Copy out each line containing "text" from the entries below.

- **AVAILABLE RECORDS**
◆ ◆ ◆

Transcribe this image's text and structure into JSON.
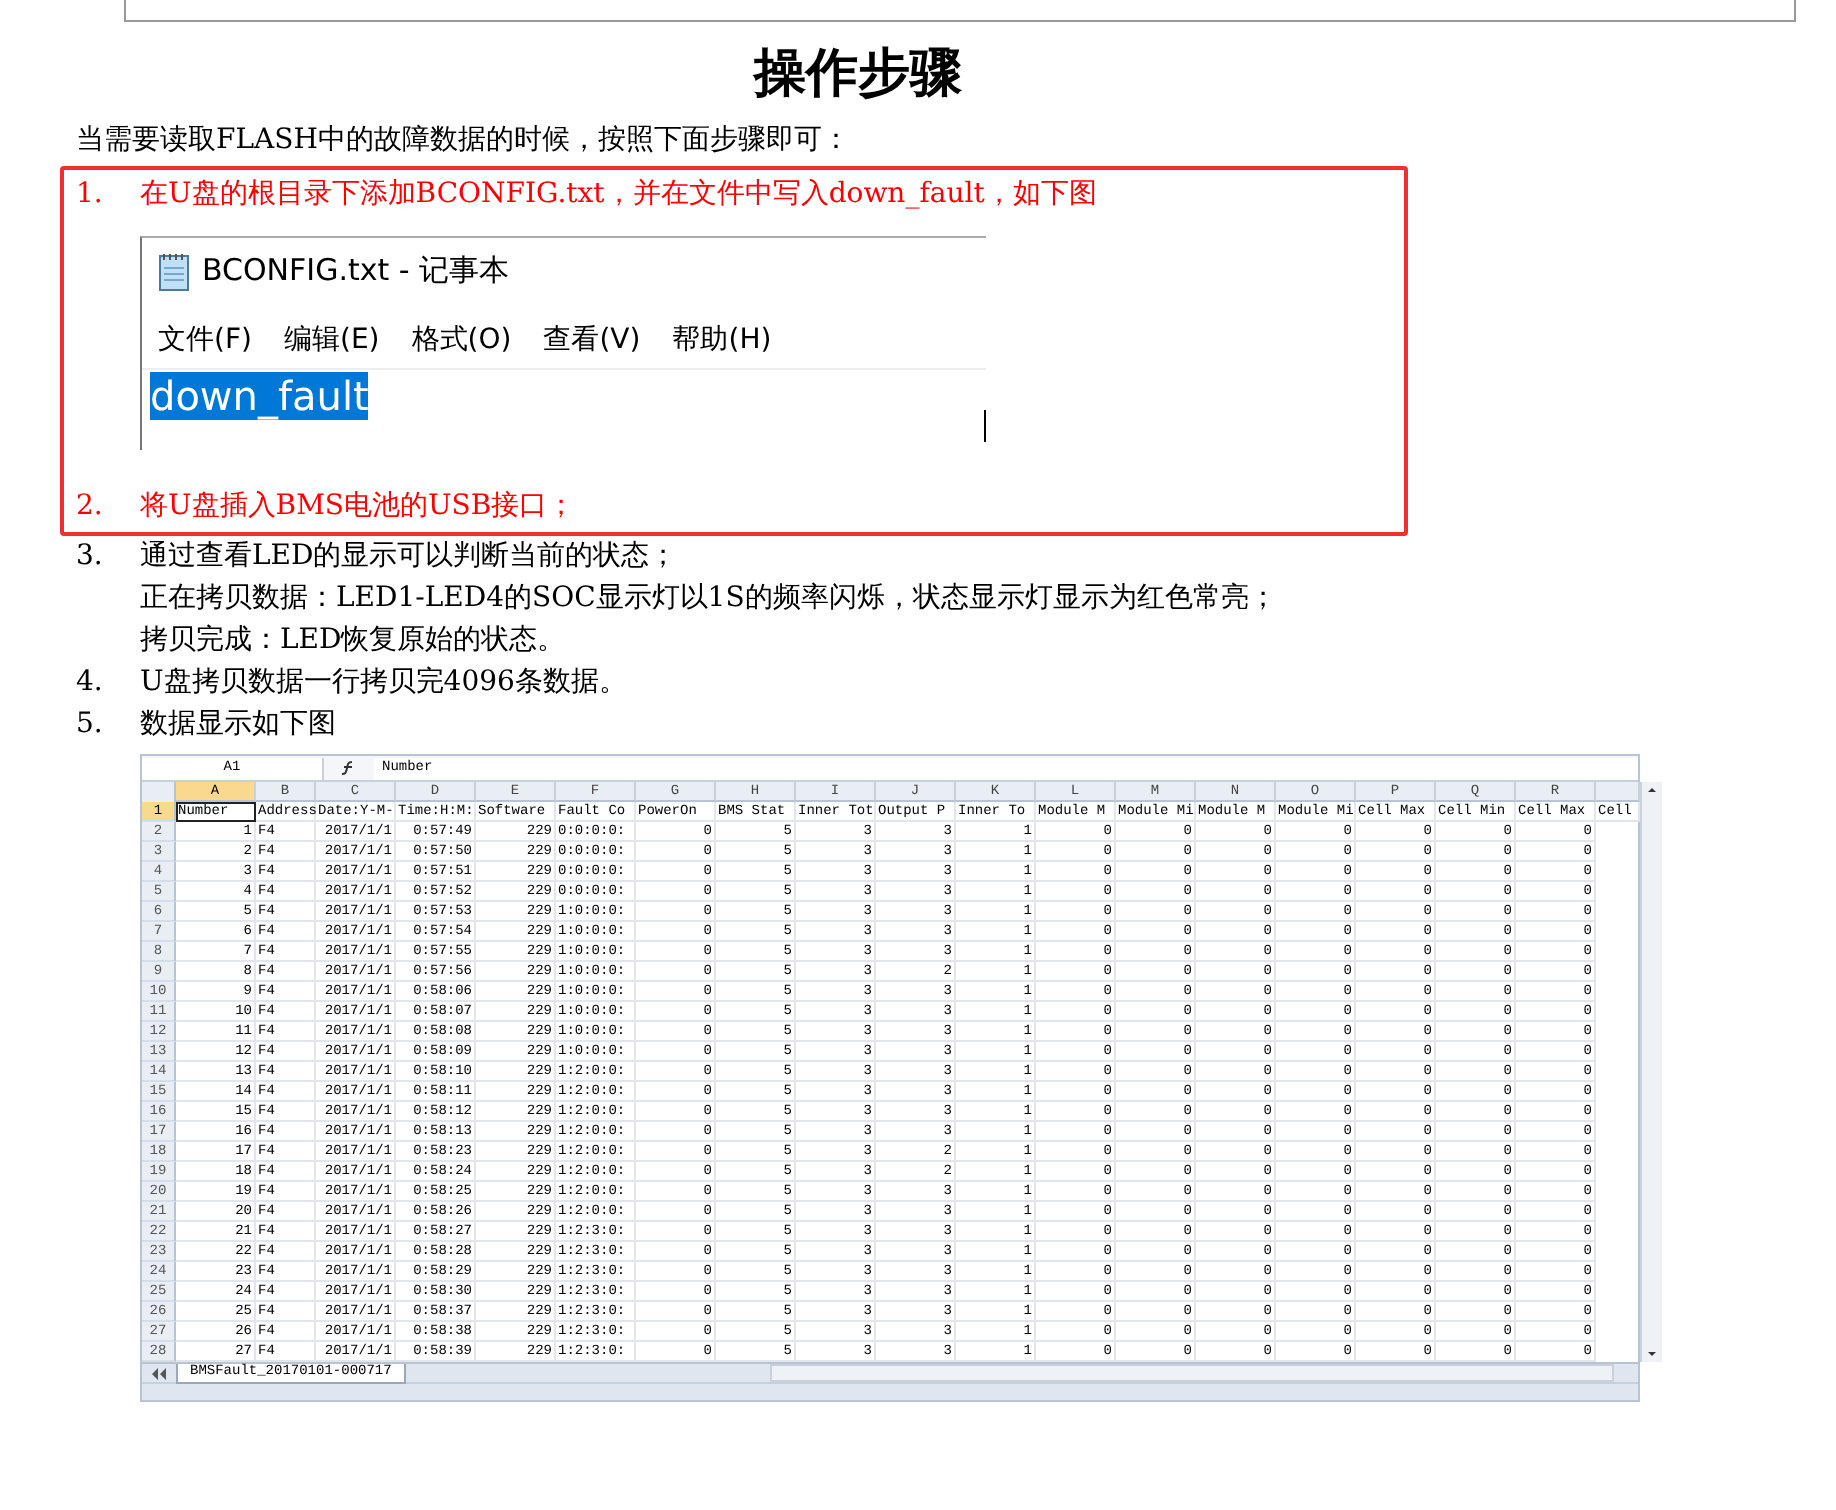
{
  "title": "操作步骤",
  "intro": "当需要读取FLASH中的故障数据的时候，按照下面步骤即可：",
  "steps": [
    {
      "number": "1.",
      "text": "在U盘的根目录下添加BCONFIG.txt，并在文件中写入down_fault，如下图",
      "highlighted": true,
      "notepad": {
        "title": "BCONFIG.txt - 记事本",
        "menu": [
          "文件(F)",
          "编辑(E)",
          "格式(O)",
          "查看(V)",
          "帮助(H)"
        ],
        "content": "down_fault",
        "content_selected": true
      }
    },
    {
      "number": "2.",
      "text": "将U盘插入BMS电池的USB接口；",
      "highlighted": true
    },
    {
      "number": "3.",
      "text": "通过查看LED的显示可以判断当前的状态；",
      "highlighted": false,
      "lines": [
        "正在拷贝数据：LED1-LED4的SOC显示灯以1S的频率闪烁，状态显示灯显示为红色常亮；",
        "拷贝完成：LED恢复原始的状态。"
      ]
    },
    {
      "number": "4.",
      "text": "U盘拷贝数据一行拷贝完4096条数据。",
      "highlighted": false
    },
    {
      "number": "5.",
      "text": "数据显示如下图",
      "highlighted": false,
      "spreadsheet": {
        "name_box": "A1",
        "formula": "Number",
        "sheet_tab": "BMSFault_20170101-000717",
        "columns": [
          {
            "letter": "A",
            "selected": true
          },
          {
            "letter": "B",
            "selected": false
          },
          {
            "letter": "C",
            "selected": false
          },
          {
            "letter": "D",
            "selected": false
          },
          {
            "letter": "E",
            "selected": false
          },
          {
            "letter": "F",
            "selected": false
          },
          {
            "letter": "G",
            "selected": false
          },
          {
            "letter": "H",
            "selected": false
          },
          {
            "letter": "I",
            "selected": false
          },
          {
            "letter": "J",
            "selected": false
          },
          {
            "letter": "K",
            "selected": false
          },
          {
            "letter": "L",
            "selected": false
          },
          {
            "letter": "M",
            "selected": false
          },
          {
            "letter": "N",
            "selected": false
          },
          {
            "letter": "O",
            "selected": false
          },
          {
            "letter": "P",
            "selected": false
          },
          {
            "letter": "Q",
            "selected": false
          },
          {
            "letter": "R",
            "selected": false
          },
          {
            "selected": false
          }
        ],
        "rows": [
          {
            "label": "1",
            "kind": "header",
            "selected": true,
            "cells": [
              "Number",
              "Address",
              "Date:Y-M-",
              "Time:H:M:",
              "Software",
              "Fault Co",
              "PowerOn",
              "BMS Stat",
              "Inner Tot",
              "Output P",
              "Inner To",
              "Module M",
              "Module Mi",
              "Module M",
              "Module Mi",
              "Cell Max",
              "Cell Min",
              "Cell Max",
              "Cell"
            ]
          },
          {
            "label": "2",
            "kind": "data",
            "selected": false,
            "cells": [
              "1",
              "F4",
              "2017/1/1",
              "0:57:49",
              "229",
              "0:0:0:0:",
              "0",
              "5",
              "3",
              "3",
              "1",
              "0",
              "0",
              "0",
              "0",
              "0",
              "0",
              "0"
            ]
          },
          {
            "label": "3",
            "kind": "data",
            "selected": false,
            "cells": [
              "2",
              "F4",
              "2017/1/1",
              "0:57:50",
              "229",
              "0:0:0:0:",
              "0",
              "5",
              "3",
              "3",
              "1",
              "0",
              "0",
              "0",
              "0",
              "0",
              "0",
              "0"
            ]
          },
          {
            "label": "4",
            "kind": "data",
            "selected": false,
            "cells": [
              "3",
              "F4",
              "2017/1/1",
              "0:57:51",
              "229",
              "0:0:0:0:",
              "0",
              "5",
              "3",
              "3",
              "1",
              "0",
              "0",
              "0",
              "0",
              "0",
              "0",
              "0"
            ]
          },
          {
            "label": "5",
            "kind": "data",
            "selected": false,
            "cells": [
              "4",
              "F4",
              "2017/1/1",
              "0:57:52",
              "229",
              "0:0:0:0:",
              "0",
              "5",
              "3",
              "3",
              "1",
              "0",
              "0",
              "0",
              "0",
              "0",
              "0",
              "0"
            ]
          },
          {
            "label": "6",
            "kind": "data",
            "selected": false,
            "cells": [
              "5",
              "F4",
              "2017/1/1",
              "0:57:53",
              "229",
              "1:0:0:0:",
              "0",
              "5",
              "3",
              "3",
              "1",
              "0",
              "0",
              "0",
              "0",
              "0",
              "0",
              "0"
            ]
          },
          {
            "label": "7",
            "kind": "data",
            "selected": false,
            "cells": [
              "6",
              "F4",
              "2017/1/1",
              "0:57:54",
              "229",
              "1:0:0:0:",
              "0",
              "5",
              "3",
              "3",
              "1",
              "0",
              "0",
              "0",
              "0",
              "0",
              "0",
              "0"
            ]
          },
          {
            "label": "8",
            "kind": "data",
            "selected": false,
            "cells": [
              "7",
              "F4",
              "2017/1/1",
              "0:57:55",
              "229",
              "1:0:0:0:",
              "0",
              "5",
              "3",
              "3",
              "1",
              "0",
              "0",
              "0",
              "0",
              "0",
              "0",
              "0"
            ]
          },
          {
            "label": "9",
            "kind": "data",
            "selected": false,
            "cells": [
              "8",
              "F4",
              "2017/1/1",
              "0:57:56",
              "229",
              "1:0:0:0:",
              "0",
              "5",
              "3",
              "2",
              "1",
              "0",
              "0",
              "0",
              "0",
              "0",
              "0",
              "0"
            ]
          },
          {
            "label": "10",
            "kind": "data",
            "selected": false,
            "cells": [
              "9",
              "F4",
              "2017/1/1",
              "0:58:06",
              "229",
              "1:0:0:0:",
              "0",
              "5",
              "3",
              "3",
              "1",
              "0",
              "0",
              "0",
              "0",
              "0",
              "0",
              "0"
            ]
          },
          {
            "label": "11",
            "kind": "data",
            "selected": false,
            "cells": [
              "10",
              "F4",
              "2017/1/1",
              "0:58:07",
              "229",
              "1:0:0:0:",
              "0",
              "5",
              "3",
              "3",
              "1",
              "0",
              "0",
              "0",
              "0",
              "0",
              "0",
              "0"
            ]
          },
          {
            "label": "12",
            "kind": "data",
            "selected": false,
            "cells": [
              "11",
              "F4",
              "2017/1/1",
              "0:58:08",
              "229",
              "1:0:0:0:",
              "0",
              "5",
              "3",
              "3",
              "1",
              "0",
              "0",
              "0",
              "0",
              "0",
              "0",
              "0"
            ]
          },
          {
            "label": "13",
            "kind": "data",
            "selected": false,
            "cells": [
              "12",
              "F4",
              "2017/1/1",
              "0:58:09",
              "229",
              "1:0:0:0:",
              "0",
              "5",
              "3",
              "3",
              "1",
              "0",
              "0",
              "0",
              "0",
              "0",
              "0",
              "0"
            ]
          },
          {
            "label": "14",
            "kind": "data",
            "selected": false,
            "cells": [
              "13",
              "F4",
              "2017/1/1",
              "0:58:10",
              "229",
              "1:2:0:0:",
              "0",
              "5",
              "3",
              "3",
              "1",
              "0",
              "0",
              "0",
              "0",
              "0",
              "0",
              "0"
            ]
          },
          {
            "label": "15",
            "kind": "data",
            "selected": false,
            "cells": [
              "14",
              "F4",
              "2017/1/1",
              "0:58:11",
              "229",
              "1:2:0:0:",
              "0",
              "5",
              "3",
              "3",
              "1",
              "0",
              "0",
              "0",
              "0",
              "0",
              "0",
              "0"
            ]
          },
          {
            "label": "16",
            "kind": "data",
            "selected": false,
            "cells": [
              "15",
              "F4",
              "2017/1/1",
              "0:58:12",
              "229",
              "1:2:0:0:",
              "0",
              "5",
              "3",
              "3",
              "1",
              "0",
              "0",
              "0",
              "0",
              "0",
              "0",
              "0"
            ]
          },
          {
            "label": "17",
            "kind": "data",
            "selected": false,
            "cells": [
              "16",
              "F4",
              "2017/1/1",
              "0:58:13",
              "229",
              "1:2:0:0:",
              "0",
              "5",
              "3",
              "3",
              "1",
              "0",
              "0",
              "0",
              "0",
              "0",
              "0",
              "0"
            ]
          },
          {
            "label": "18",
            "kind": "data",
            "selected": false,
            "cells": [
              "17",
              "F4",
              "2017/1/1",
              "0:58:23",
              "229",
              "1:2:0:0:",
              "0",
              "5",
              "3",
              "2",
              "1",
              "0",
              "0",
              "0",
              "0",
              "0",
              "0",
              "0"
            ]
          },
          {
            "label": "19",
            "kind": "data",
            "selected": false,
            "cells": [
              "18",
              "F4",
              "2017/1/1",
              "0:58:24",
              "229",
              "1:2:0:0:",
              "0",
              "5",
              "3",
              "2",
              "1",
              "0",
              "0",
              "0",
              "0",
              "0",
              "0",
              "0"
            ]
          },
          {
            "label": "20",
            "kind": "data",
            "selected": false,
            "cells": [
              "19",
              "F4",
              "2017/1/1",
              "0:58:25",
              "229",
              "1:2:0:0:",
              "0",
              "5",
              "3",
              "3",
              "1",
              "0",
              "0",
              "0",
              "0",
              "0",
              "0",
              "0"
            ]
          },
          {
            "label": "21",
            "kind": "data",
            "selected": false,
            "cells": [
              "20",
              "F4",
              "2017/1/1",
              "0:58:26",
              "229",
              "1:2:0:0:",
              "0",
              "5",
              "3",
              "3",
              "1",
              "0",
              "0",
              "0",
              "0",
              "0",
              "0",
              "0"
            ]
          },
          {
            "label": "22",
            "kind": "data",
            "selected": false,
            "cells": [
              "21",
              "F4",
              "2017/1/1",
              "0:58:27",
              "229",
              "1:2:3:0:",
              "0",
              "5",
              "3",
              "3",
              "1",
              "0",
              "0",
              "0",
              "0",
              "0",
              "0",
              "0"
            ]
          },
          {
            "label": "23",
            "kind": "data",
            "selected": false,
            "cells": [
              "22",
              "F4",
              "2017/1/1",
              "0:58:28",
              "229",
              "1:2:3:0:",
              "0",
              "5",
              "3",
              "3",
              "1",
              "0",
              "0",
              "0",
              "0",
              "0",
              "0",
              "0"
            ]
          },
          {
            "label": "24",
            "kind": "data",
            "selected": false,
            "cells": [
              "23",
              "F4",
              "2017/1/1",
              "0:58:29",
              "229",
              "1:2:3:0:",
              "0",
              "5",
              "3",
              "3",
              "1",
              "0",
              "0",
              "0",
              "0",
              "0",
              "0",
              "0"
            ]
          },
          {
            "label": "25",
            "kind": "data",
            "selected": false,
            "cells": [
              "24",
              "F4",
              "2017/1/1",
              "0:58:30",
              "229",
              "1:2:3:0:",
              "0",
              "5",
              "3",
              "3",
              "1",
              "0",
              "0",
              "0",
              "0",
              "0",
              "0",
              "0"
            ]
          },
          {
            "label": "26",
            "kind": "data",
            "selected": false,
            "cells": [
              "25",
              "F4",
              "2017/1/1",
              "0:58:37",
              "229",
              "1:2:3:0:",
              "0",
              "5",
              "3",
              "3",
              "1",
              "0",
              "0",
              "0",
              "0",
              "0",
              "0",
              "0"
            ]
          },
          {
            "label": "27",
            "kind": "data",
            "selected": false,
            "cells": [
              "26",
              "F4",
              "2017/1/1",
              "0:58:38",
              "229",
              "1:2:3:0:",
              "0",
              "5",
              "3",
              "3",
              "1",
              "0",
              "0",
              "0",
              "0",
              "0",
              "0",
              "0"
            ]
          },
          {
            "label": "28",
            "kind": "data",
            "selected": false,
            "cells": [
              "27",
              "F4",
              "2017/1/1",
              "0:58:39",
              "229",
              "1:2:3:0:",
              "0",
              "5",
              "3",
              "3",
              "1",
              "0",
              "0",
              "0",
              "0",
              "0",
              "0",
              "0"
            ]
          }
        ]
      }
    }
  ]
}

◆ ◆ ◆

- **SOLVED PROBLEM**
Transcribe this image's text and structure into JSON.
      "text": "在U盘的根目录下添加BCONFIG.txt，并在文件中写入down_fault，如下图",
      "text": "将U盘插入BMS电池的USB接口；",
      "text": "通过查看LED的显示可以判断当前的状态；",
      "text": "U盘拷贝数据一行拷贝完4096条数据。",
      "text": "数据显示如下图",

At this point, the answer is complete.